• Selected text:

>> start

Don Watson occasional address


This great and unexpected honour is the more gratifying for coming from the university of which I was a foundation student several hundred years ago.

I’ve not had a lot of luck with these sorts of things. When I graduated from La Trobe, hordes of student Maoists were gathered in the undergrowth outside the windows of the hall, pressing their noses against the glass and shouting things like ‘Marxism! Leninism! Mao Tse-tung thought!’ and ‘Archibald Glenn war criminal!’ Sir Archibald Glenn was the Chancellor of the University and we were in the dining room of the college named after him. Some of those students had been friends of mine. Just a couple of years earlier they had been law abiding students at a liberal university all but purpose-built for them, the sons and daughters of conscientious rural and working class Victorians.

We had all demonstrated against the Vietnam War, but now they were fanatics, devoted to a man and an ideology that a decade earlier had cost the lives of 40 million people and to a revolution bent on destroying not just every trace of western civilization in China, but Chinese civilization as well. It rather spoiled the afternoon, especially for the parents some of whom had travelled from the Mallee to see their offspring graduate.

A few years later on the same day that I was awarded my doctorate, Monash University bestowed a LL.D on the wonderful poet, Judith Wright. To meet her was one of the great privileges of my life, and I imagined her Occasional Address would soar and delve like her poetry. But instead of telling us about the human heart or the flight of birds, she talked about photocopiers. She spoke of the injustice done to authors who received nothing when their works were copied on these new-fangled machines. We could tell she had a point, but a graduation ceremony did not feel like the right time to make it.

I will try to do better.

Some of you will have read Roald Dahl’s Fantastic Mr Fox – or perhaps you saw Wes Anderson’s film version. If you have, you will remember the moment – pivotal in a million melodramas – when the hero is cornered and must find some means of escape. Mr Fox is cornered by his wife. He’s been stealing chickens again, and as consequence of this indulgence, this folly, his family is now facing annihilation. You promised to give it up, she says.

I know, he says. And he knows it means curtains for the marriage and, what’s worse, for the love and respect of the vixen he adores.

Why, she asks? Why?

He comes up with a doozy.

>> end

• Supplied information:
>> start

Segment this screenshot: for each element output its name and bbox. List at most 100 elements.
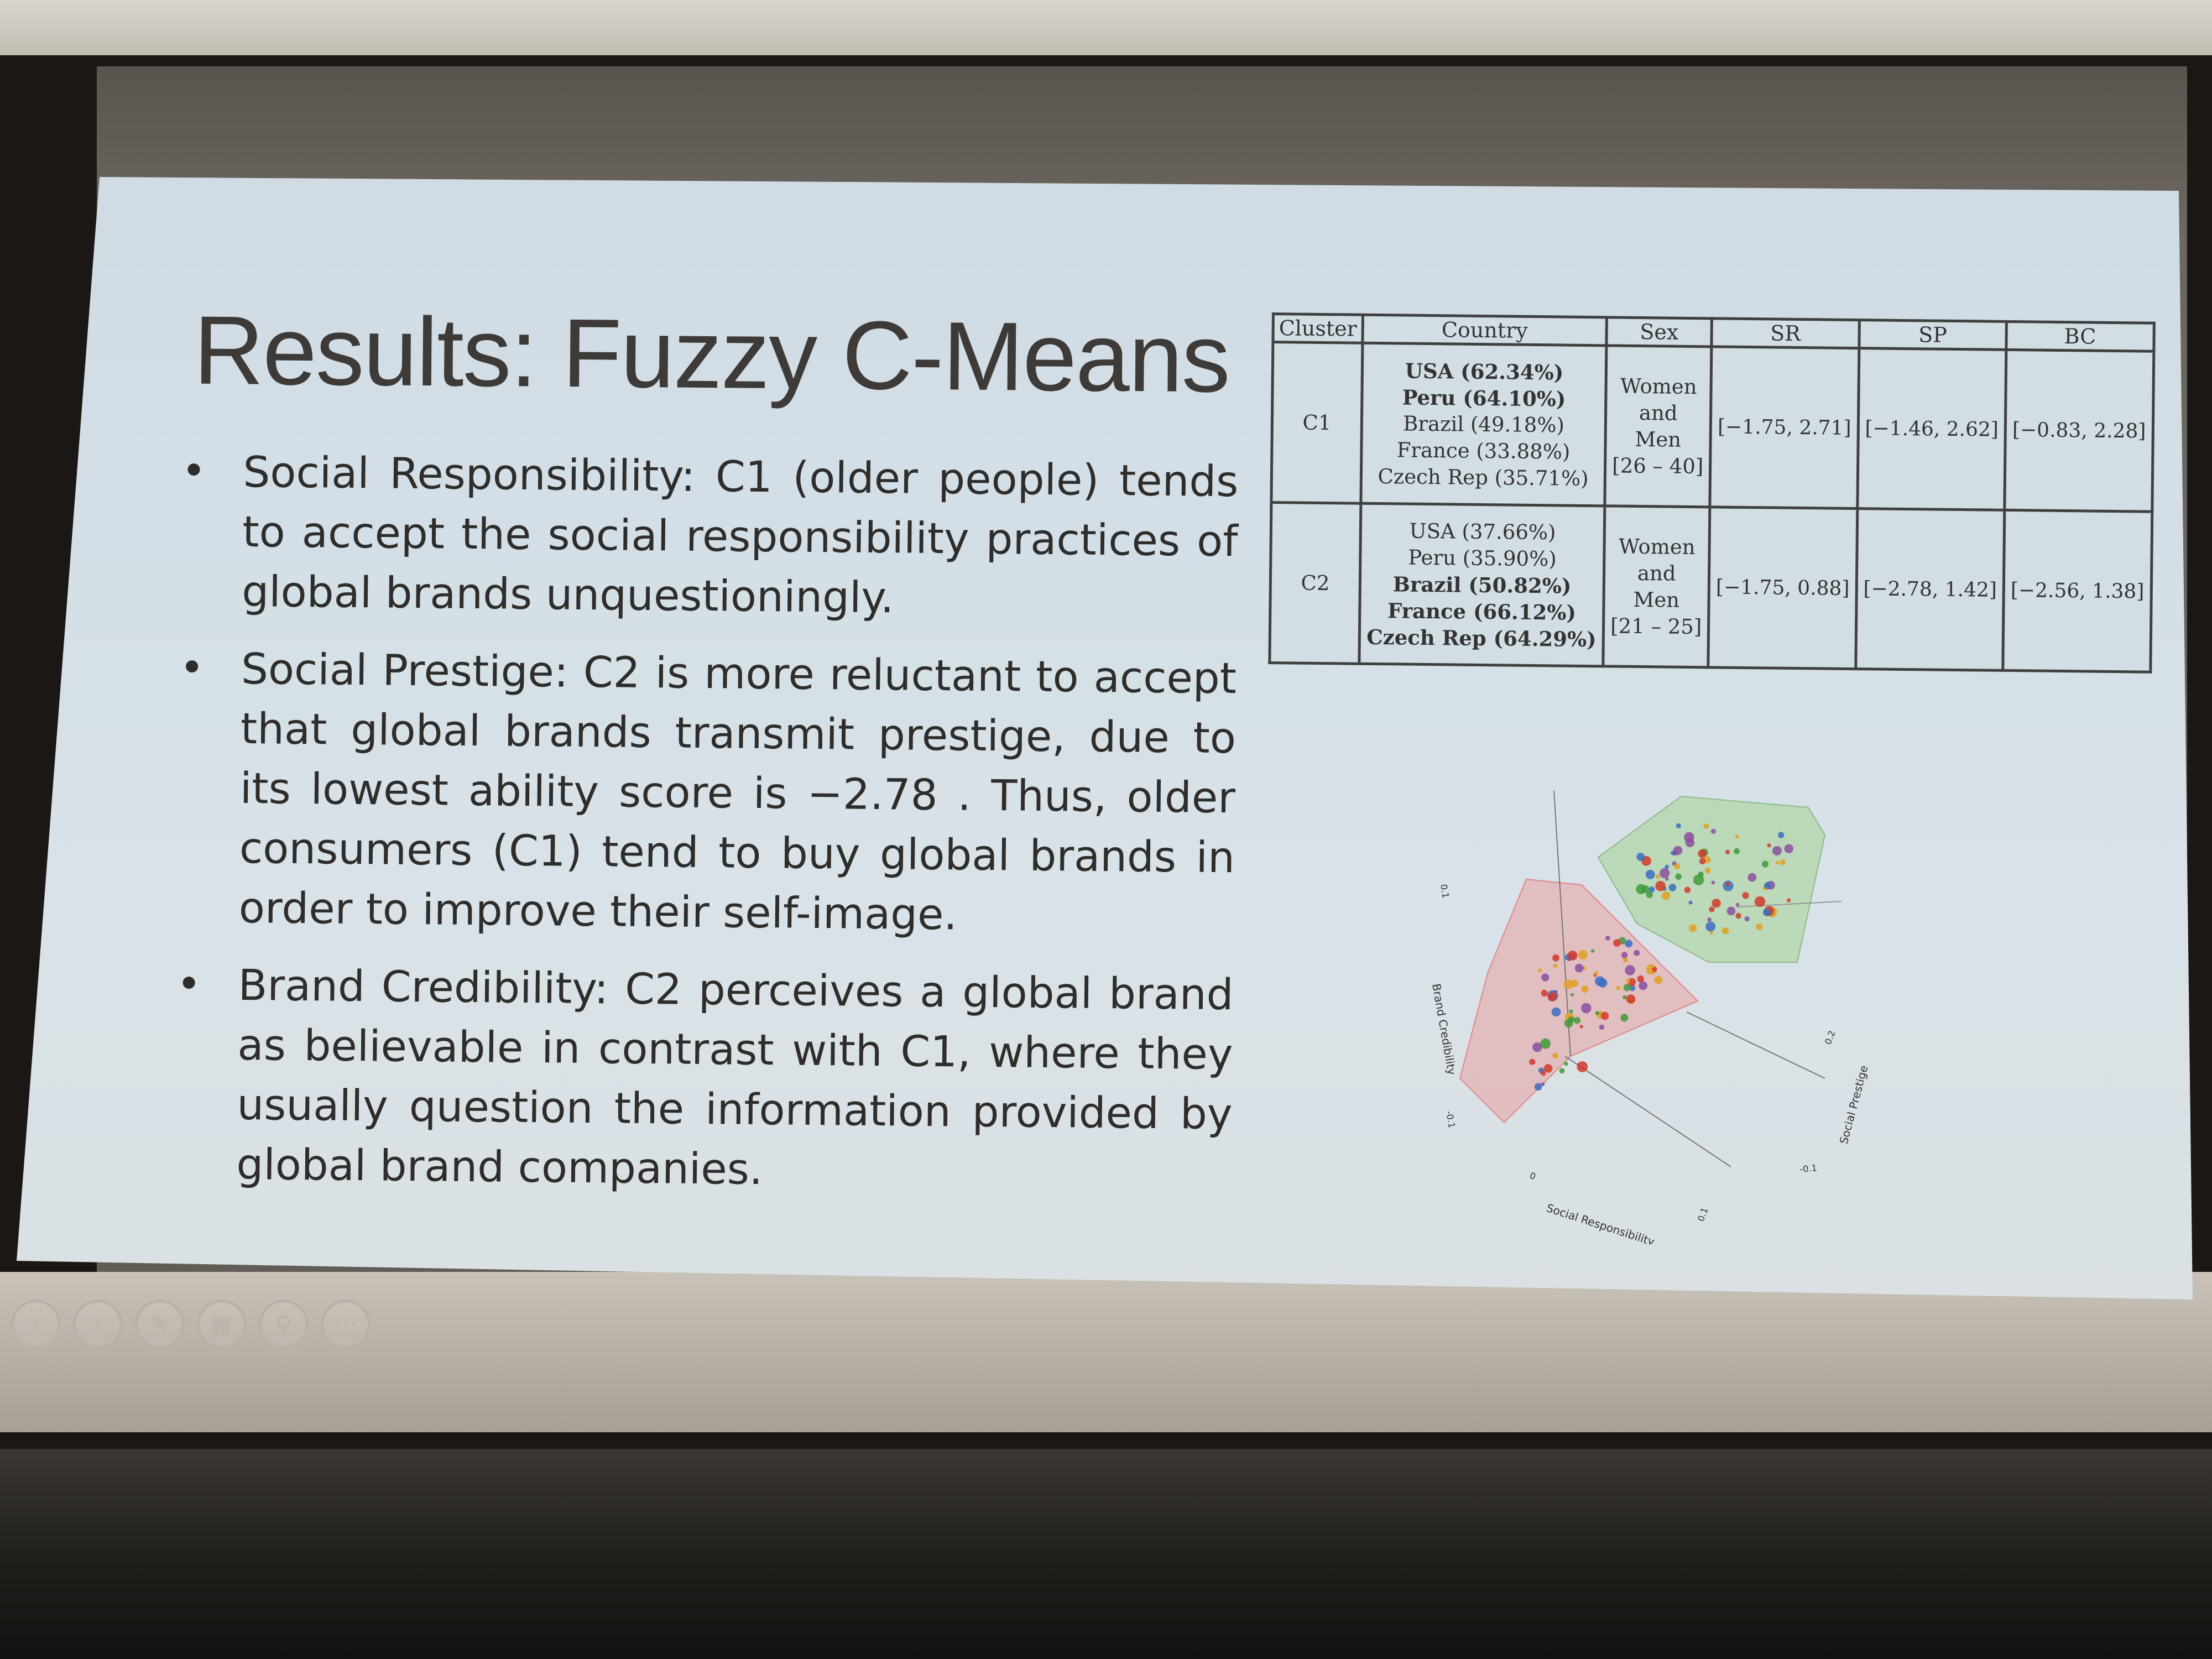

>> end

• What is needed:
Rewrite the passage of the occasional address that opens with "Some of you" and closes with "vixen he adores.", replacing "chickens" with "geese".

• Written solution:
Some of you will have read Roald Dahl’s Fantastic Mr Fox – or perhaps you saw Wes Anderson’s film version. If you have, you will remember the moment – pivotal in a million melodramas – when the hero is cornered and must find some means of escape. Mr Fox is cornered by his wife. He’s been stealing geese again, and as consequence of this indulgence, this folly, his family is now facing annihilation. You promised to give it up, she says.

I know, he says. And he knows it means curtains for the marriage and, what’s worse, for the love and respect of the vixen he adores.